Collected data:
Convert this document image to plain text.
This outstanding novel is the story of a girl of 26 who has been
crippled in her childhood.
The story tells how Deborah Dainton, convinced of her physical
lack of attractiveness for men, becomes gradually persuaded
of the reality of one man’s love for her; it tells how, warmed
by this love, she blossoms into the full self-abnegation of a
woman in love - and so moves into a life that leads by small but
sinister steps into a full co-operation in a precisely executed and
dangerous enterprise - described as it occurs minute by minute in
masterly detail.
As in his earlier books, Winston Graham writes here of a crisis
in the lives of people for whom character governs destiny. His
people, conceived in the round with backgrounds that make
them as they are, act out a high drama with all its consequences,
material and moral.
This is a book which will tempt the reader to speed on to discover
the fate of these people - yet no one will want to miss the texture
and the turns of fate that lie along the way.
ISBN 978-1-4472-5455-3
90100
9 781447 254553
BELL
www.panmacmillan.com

= AIM =
Take every line containing the word "fate" and copy it.

= CORRECT OUTPUT =
the fate of these people - yet no one will want to miss the texture
and the turns of fate that lie along the way.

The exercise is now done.